TEXT SECTION:
__________

Skip to content
New issue

Have a question about this project? Sign up for a free GitHub account to open an issue and contact its maintainers and the community.

By clicking “Sign up for GitHub”, you agree to our terms of service and privacy statement. We’ll occasionally send you account related emails.

Already on GitHub? Sign in to your account

Improve documentation for virtual functions #551

Merged
merged 20 commits into from
Oct 1, 2024

Conversation

pzehner
Copy link
Contributor

@pzehner pzehner commented Jul 9, 2024

This PR aims to deeply rework the documentation relative to virtual functions:

  • Removed mixed Cuda/Kokkos code;
  • Start from a serial example case;
  • Improve kokkos_malloc code: the documentation used Kokkos::kokkos_malloc in a way that couldn't compile. A static_cast was needed. In the same Slack discussion, it was suggested to use a more precise formulation (separate allocated memory and actual object);
  • Make the code more portable: only resort to Kokkos features;
  • Make examples easier to build: most examples were given as "pseudo-code", this was changed to actual code, with comments to explicit what is done;
  • List backends for which virtual functions in parallel region work;
  • Display a warning about the use of virtual functions in general at the beginning of the page; and
  • Fix typos.

- Fix typos
- Fix variable names
- Improve formulation for Complications and Fixes
- Improve kokkos_malloc code
@pzehner pzehner self-assigned this Jul 9, 2024
Copy link
Contributor

@ajpowelsnl ajpowelsnl left a comment

Choose a reason for hiding this comment

The reason will be displayed to describe this comment to others. Learn more.

This entry is rather confusing, not least of all because there's co-mingling of Kokkos and CUDA code. If the goal is to provide an explanation of virtual functions in Kokkos (and how to access them correctly from host and device), this entry takes the long way around the proverbial barn.

A few more suggestions:

  • Point users to a couple quality C++ resources on virtual functions (you already have one)
  • Remove "hybrid" code
  • Remove code that is intentionally incorrect
  • Focus on the correct Kokkos code (making sure the example will compile and run)
  • Brief explanation of why this works (i.e., Virtual Tables, Virtual pointers)
  • Maybe mention "pitfalls" to alert the reader to the fact that derived class methods on host and device, respectively, have strict access patterns, where one (host) cannot access the other (device)

@cedricchevalier19
Copy link
Member

This entry is rather confusing, not least of all because there's co-mingling of Kokkos and CUDA code. If the goal is to provide an explanation of virtual functions in Kokkos (and how to access them correctly from host and device), this entry takes the long way around the proverbial barn.

I think @pzehner's goal was to update the page to make the examples work. However, I agree with @ajpowelsnl that this page is quite complicated to read, and I do not think the middle section with explicit Cuda code is very appealing to a Kokkos user.

More generally, do we want to advertise using virtual functions on GPU?

@JBludau
Copy link
Contributor

JBludau commented Jul 12, 2024

More generally, do we want to advertise using virtual functions on GPU?

__________

(Layout annotation records)
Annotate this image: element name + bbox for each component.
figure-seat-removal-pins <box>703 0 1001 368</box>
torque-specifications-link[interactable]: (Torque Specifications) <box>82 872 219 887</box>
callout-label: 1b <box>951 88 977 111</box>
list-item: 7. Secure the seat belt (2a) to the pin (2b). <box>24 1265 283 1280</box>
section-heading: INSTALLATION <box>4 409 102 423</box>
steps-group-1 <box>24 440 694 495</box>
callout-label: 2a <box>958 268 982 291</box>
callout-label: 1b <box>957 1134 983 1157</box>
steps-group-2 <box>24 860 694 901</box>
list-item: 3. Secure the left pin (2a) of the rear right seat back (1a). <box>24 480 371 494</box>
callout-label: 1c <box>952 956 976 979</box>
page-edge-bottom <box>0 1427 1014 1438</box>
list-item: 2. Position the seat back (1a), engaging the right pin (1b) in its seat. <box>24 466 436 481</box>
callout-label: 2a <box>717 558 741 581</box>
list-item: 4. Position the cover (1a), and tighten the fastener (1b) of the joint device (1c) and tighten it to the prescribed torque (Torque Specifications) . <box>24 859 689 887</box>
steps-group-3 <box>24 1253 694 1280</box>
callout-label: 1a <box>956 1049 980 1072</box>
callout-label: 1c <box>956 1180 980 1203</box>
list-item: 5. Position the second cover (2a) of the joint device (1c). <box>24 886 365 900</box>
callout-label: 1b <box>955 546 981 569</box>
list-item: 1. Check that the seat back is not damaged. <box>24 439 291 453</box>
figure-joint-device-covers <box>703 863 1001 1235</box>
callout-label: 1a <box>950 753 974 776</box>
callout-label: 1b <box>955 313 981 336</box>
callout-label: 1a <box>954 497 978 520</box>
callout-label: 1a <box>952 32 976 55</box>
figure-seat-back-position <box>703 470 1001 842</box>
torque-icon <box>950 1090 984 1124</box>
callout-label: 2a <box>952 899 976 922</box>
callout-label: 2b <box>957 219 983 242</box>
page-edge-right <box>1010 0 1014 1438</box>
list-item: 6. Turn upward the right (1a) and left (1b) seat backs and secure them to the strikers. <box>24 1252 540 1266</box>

__________

WHAT IS ASKED:
A - According to the pull request thread on documentation for virtual functions, what was needed for the documented use of Kokkos::kokkos_malloc to compile?
B - Output the passage of the virtual functions thread verbatim, starting at "- Fix typos" and ending at "others. Learn more.".

EXPECTED OUTPUTS:
A - A static_cast was needed.

B -
- Fix typos
- Fix variable names
- Improve formulation for Complications and Fixes
- Improve kokkos_malloc code
@pzehner pzehner self-assigned this Jul 9, 2024
Copy link
Contributor

@ajpowelsnl ajpowelsnl left a comment

Choose a reason for hiding this comment

The reason will be displayed to describe this comment to others. Learn more.